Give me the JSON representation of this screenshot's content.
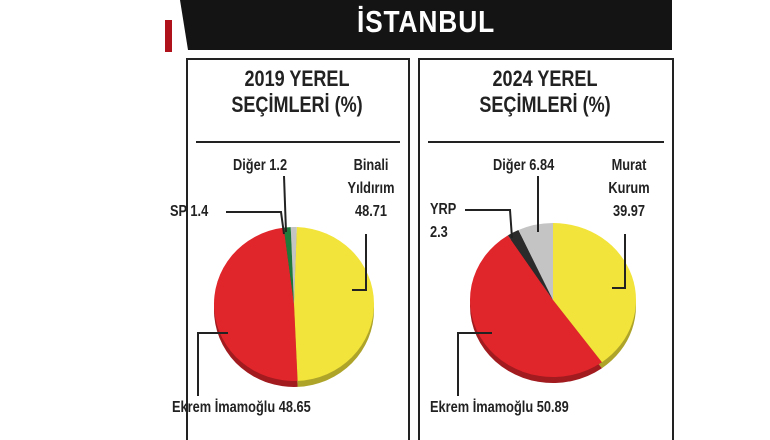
{
  "header": {
    "title": "İSTANBUL"
  },
  "colors": {
    "yellow": "#f2e43a",
    "red": "#e0252b",
    "green": "#1f7a3a",
    "gray": "#c4c4c4",
    "dark": "#2b2b2b",
    "banner": "#141414"
  },
  "chart_data": [
    {
      "type": "pie",
      "title": "2019 YEREL SEÇİMLERİ (%)",
      "slices": [
        {
          "label": "Binali Yıldırım",
          "value": 48.71,
          "color": "#f2e43a"
        },
        {
          "label": "Ekrem İmamoğlu",
          "value": 48.65,
          "color": "#e0252b"
        },
        {
          "label": "SP",
          "value": 1.4,
          "color": "#1f7a3a"
        },
        {
          "label": "Diğer",
          "value": 1.2,
          "color": "#c4c4c4"
        }
      ],
      "labels": {
        "top": "Diğer 1.2",
        "left": "SP 1.4",
        "right_name1": "Binali",
        "right_name2": "Yıldırım",
        "right_value": "48.71",
        "bottom": "Ekrem İmamoğlu  48.65"
      }
    },
    {
      "type": "pie",
      "title": "2024 YEREL SEÇİMLERİ (%)",
      "slices": [
        {
          "label": "Murat Kurum",
          "value": 39.97,
          "color": "#f2e43a"
        },
        {
          "label": "Ekrem İmamoğlu",
          "value": 50.89,
          "color": "#e0252b"
        },
        {
          "label": "YRP",
          "value": 2.3,
          "color": "#2b2b2b"
        },
        {
          "label": "Diğer",
          "value": 6.84,
          "color": "#c4c4c4"
        }
      ],
      "labels": {
        "top": "Diğer 6.84",
        "left_name": "YRP",
        "left_value": "2.3",
        "right_name1": "Murat",
        "right_name2": "Kurum",
        "right_value": "39.97",
        "bottom": "Ekrem İmamoğlu  50.89"
      }
    }
  ],
  "titles": {
    "left_line1": "2019 YEREL",
    "left_line2": "SEÇİMLERİ (%)",
    "right_line1": "2024 YEREL",
    "right_line2": "SEÇİMLERİ (%)"
  }
}
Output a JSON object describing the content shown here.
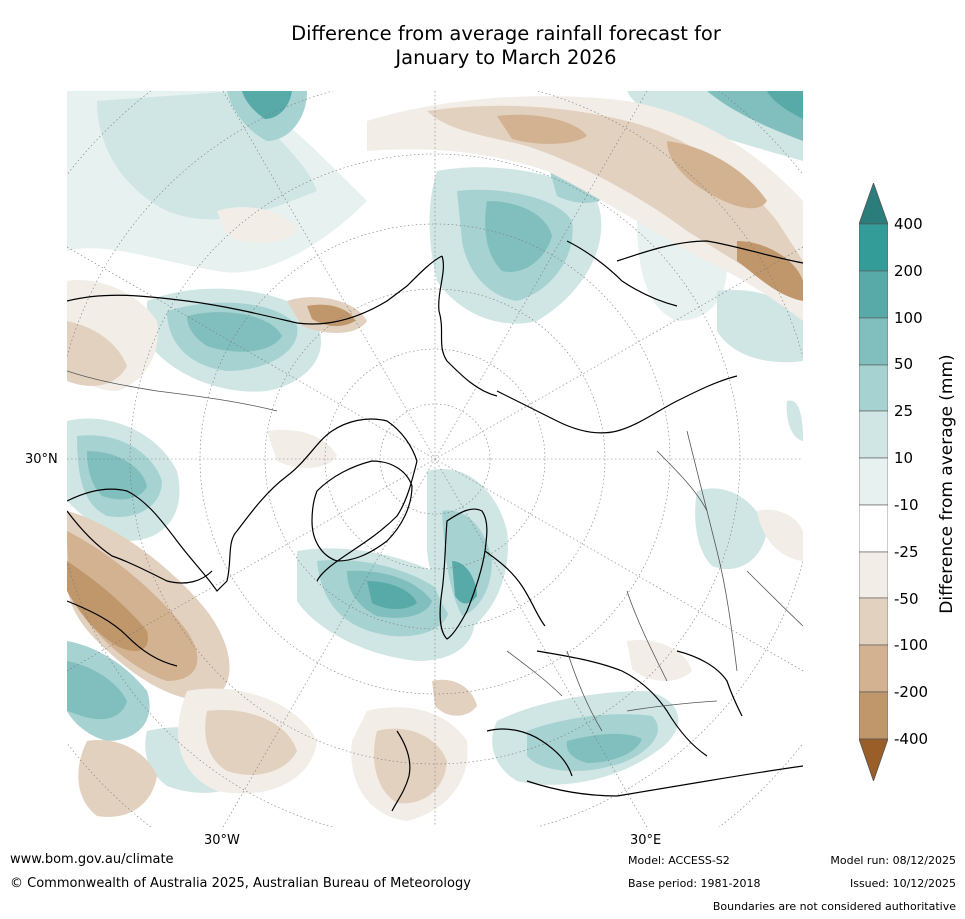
{
  "title": {
    "line1": "Difference from average rainfall forecast for",
    "line2": "January to March 2026"
  },
  "map": {
    "projection": "north polar stereographic",
    "graticule_labels": {
      "lat_left": "30°N",
      "lon_bottom_left": "30°W",
      "lon_bottom_right": "30°E"
    }
  },
  "legend": {
    "title": "Difference from average (mm)",
    "levels": [
      "400",
      "200",
      "100",
      "50",
      "25",
      "10",
      "-10",
      "-25",
      "-50",
      "-100",
      "-200",
      "-400"
    ],
    "colors": {
      "extend_top": "#2a7d7a",
      "400_plus": "#339c98",
      "200_400": "#58aaa8",
      "100_200": "#80bfbd",
      "50_100": "#a6d2d1",
      "25_50": "#cfe6e5",
      "10_25": "#e6f1f0",
      "neutral": "#ffffff",
      "m25_m10": "#f2ede7",
      "m50_m25": "#e3d1c0",
      "m100_m50": "#d2b291",
      "m200_m100": "#c0966b",
      "m400_m200": "#b07944",
      "extend_bottom": "#9a5e28"
    }
  },
  "footer": {
    "website": "www.bom.gov.au/climate",
    "copyright": "© Commonwealth of Australia 2025, Australian Bureau of Meteorology",
    "model": "Model: ACCESS-S2",
    "base_period": "Base period: 1981-2018",
    "model_run": "Model run: 08/12/2025",
    "issued": "Issued: 10/12/2025",
    "disclaimer": "Boundaries are not considered authoritative"
  }
}
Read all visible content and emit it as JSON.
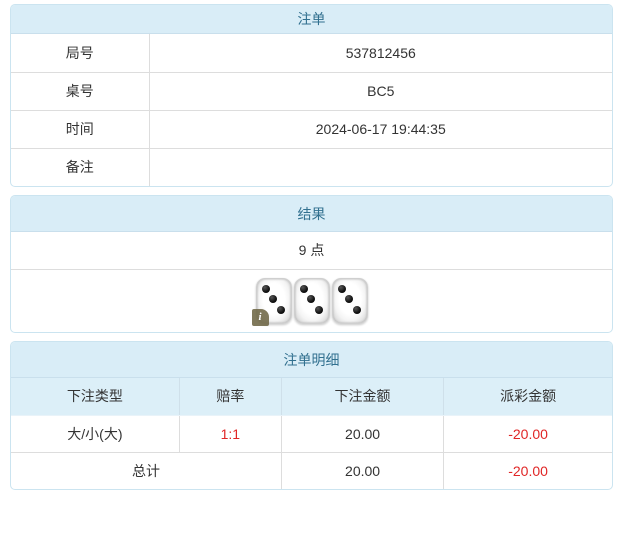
{
  "colors": {
    "heading_bg": "#d9edf7",
    "heading_text": "#31708f",
    "panel_border": "#cbe4f0",
    "row_border": "#dddddd",
    "body_text": "#333333",
    "negative_red": "#e02626",
    "table_head_bg": "#dceff8"
  },
  "bet_panel": {
    "title": "注单",
    "rows": [
      {
        "label": "局号",
        "value": "537812456"
      },
      {
        "label": "桌号",
        "value": "BC5"
      },
      {
        "label": "时间",
        "value": "2024-06-17 19:44:35"
      },
      {
        "label": "备注",
        "value": ""
      }
    ]
  },
  "result_panel": {
    "title": "结果",
    "points": "9 点",
    "dice": [
      3,
      3,
      3
    ],
    "info_badge": "i"
  },
  "detail_panel": {
    "title": "注单明细",
    "columns": [
      "下注类型",
      "赔率",
      "下注金额",
      "派彩金额"
    ],
    "rows": [
      {
        "bet_type": "大/小(大)",
        "odds": "1:1",
        "bet_amount": "20.00",
        "payout_amount": "-20.00"
      }
    ],
    "total": {
      "label": "总计",
      "bet_amount": "20.00",
      "payout_amount": "-20.00"
    }
  }
}
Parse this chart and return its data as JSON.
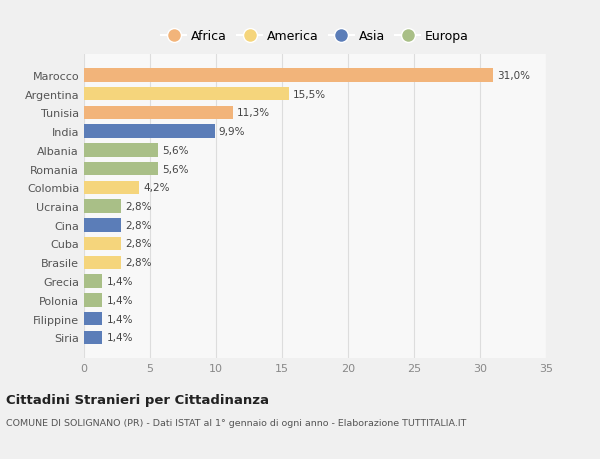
{
  "categories": [
    "Marocco",
    "Argentina",
    "Tunisia",
    "India",
    "Albania",
    "Romania",
    "Colombia",
    "Ucraina",
    "Cina",
    "Cuba",
    "Brasile",
    "Grecia",
    "Polonia",
    "Filippine",
    "Siria"
  ],
  "values": [
    31.0,
    15.5,
    11.3,
    9.9,
    5.6,
    5.6,
    4.2,
    2.8,
    2.8,
    2.8,
    2.8,
    1.4,
    1.4,
    1.4,
    1.4
  ],
  "labels": [
    "31,0%",
    "15,5%",
    "11,3%",
    "9,9%",
    "5,6%",
    "5,6%",
    "4,2%",
    "2,8%",
    "2,8%",
    "2,8%",
    "2,8%",
    "1,4%",
    "1,4%",
    "1,4%",
    "1,4%"
  ],
  "colors": [
    "#F2B47A",
    "#F5D57C",
    "#F2B47A",
    "#5B7DB8",
    "#A9BF87",
    "#A9BF87",
    "#F5D57C",
    "#A9BF87",
    "#5B7DB8",
    "#F5D57C",
    "#F5D57C",
    "#A9BF87",
    "#A9BF87",
    "#5B7DB8",
    "#5B7DB8"
  ],
  "legend_labels": [
    "Africa",
    "America",
    "Asia",
    "Europa"
  ],
  "legend_colors": [
    "#F2B47A",
    "#F5D57C",
    "#5B7DB8",
    "#A9BF87"
  ],
  "title": "Cittadini Stranieri per Cittadinanza",
  "subtitle": "COMUNE DI SOLIGNANO (PR) - Dati ISTAT al 1° gennaio di ogni anno - Elaborazione TUTTITALIA.IT",
  "xlim": [
    0,
    35
  ],
  "xticks": [
    0,
    5,
    10,
    15,
    20,
    25,
    30,
    35
  ],
  "bg_color": "#f0f0f0",
  "plot_bg_color": "#f8f8f8"
}
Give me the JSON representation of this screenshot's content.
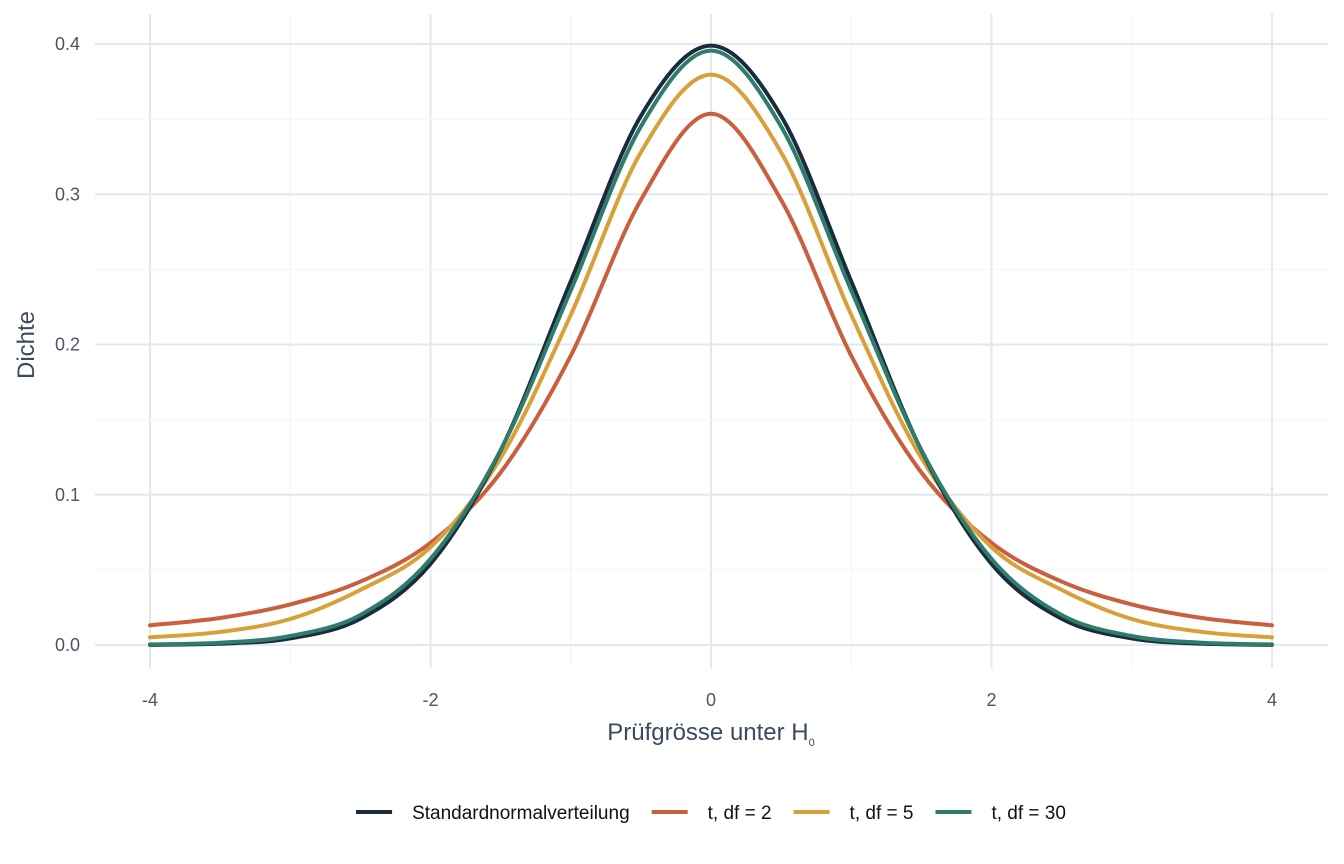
..............................
§ Exercise description: Track down every line of the material containing the string "Difference", and copy it.

§ The reply:
    "line1": "Difference from average rainfall forecast for",
    "title": "Difference from average (mm)",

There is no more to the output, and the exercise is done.